╭─ Material for this task

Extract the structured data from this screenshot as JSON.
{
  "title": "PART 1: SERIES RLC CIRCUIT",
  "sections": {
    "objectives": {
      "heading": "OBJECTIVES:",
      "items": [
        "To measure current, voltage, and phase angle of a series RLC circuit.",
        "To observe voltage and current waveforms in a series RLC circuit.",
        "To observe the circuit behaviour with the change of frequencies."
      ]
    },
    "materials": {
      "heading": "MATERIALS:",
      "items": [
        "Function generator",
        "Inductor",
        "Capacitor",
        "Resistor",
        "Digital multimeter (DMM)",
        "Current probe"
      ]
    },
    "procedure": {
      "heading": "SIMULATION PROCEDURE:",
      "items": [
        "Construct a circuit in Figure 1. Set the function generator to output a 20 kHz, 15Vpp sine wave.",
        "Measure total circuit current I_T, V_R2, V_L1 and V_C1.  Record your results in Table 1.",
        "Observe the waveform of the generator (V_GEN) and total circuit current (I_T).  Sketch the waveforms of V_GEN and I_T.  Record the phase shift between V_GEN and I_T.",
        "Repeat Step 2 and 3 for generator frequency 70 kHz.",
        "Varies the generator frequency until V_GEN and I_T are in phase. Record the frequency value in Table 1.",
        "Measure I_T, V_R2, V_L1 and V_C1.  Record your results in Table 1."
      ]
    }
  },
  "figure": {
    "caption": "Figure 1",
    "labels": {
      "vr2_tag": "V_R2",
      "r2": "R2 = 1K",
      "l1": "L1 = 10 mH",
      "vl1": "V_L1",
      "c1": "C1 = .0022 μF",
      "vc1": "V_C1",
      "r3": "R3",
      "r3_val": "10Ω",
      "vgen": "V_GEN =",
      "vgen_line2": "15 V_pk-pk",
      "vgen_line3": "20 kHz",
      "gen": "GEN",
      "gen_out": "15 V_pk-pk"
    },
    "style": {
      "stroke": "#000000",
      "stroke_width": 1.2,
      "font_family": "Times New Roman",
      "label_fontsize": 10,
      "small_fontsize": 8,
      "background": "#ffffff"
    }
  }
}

╰─

**Stated goal**
Find the lines holding "Table" and list every one.

**Solution for this problem**
        "Measure total circuit current I_T, V_R2, V_L1 and V_C1.  Record your results in Table 1.",
        "Varies the generator frequency until V_GEN and I_T are in phase. Record the frequency value in Table 1.",
        "Measure I_T, V_R2, V_L1 and V_C1.  Record your results in Table 1."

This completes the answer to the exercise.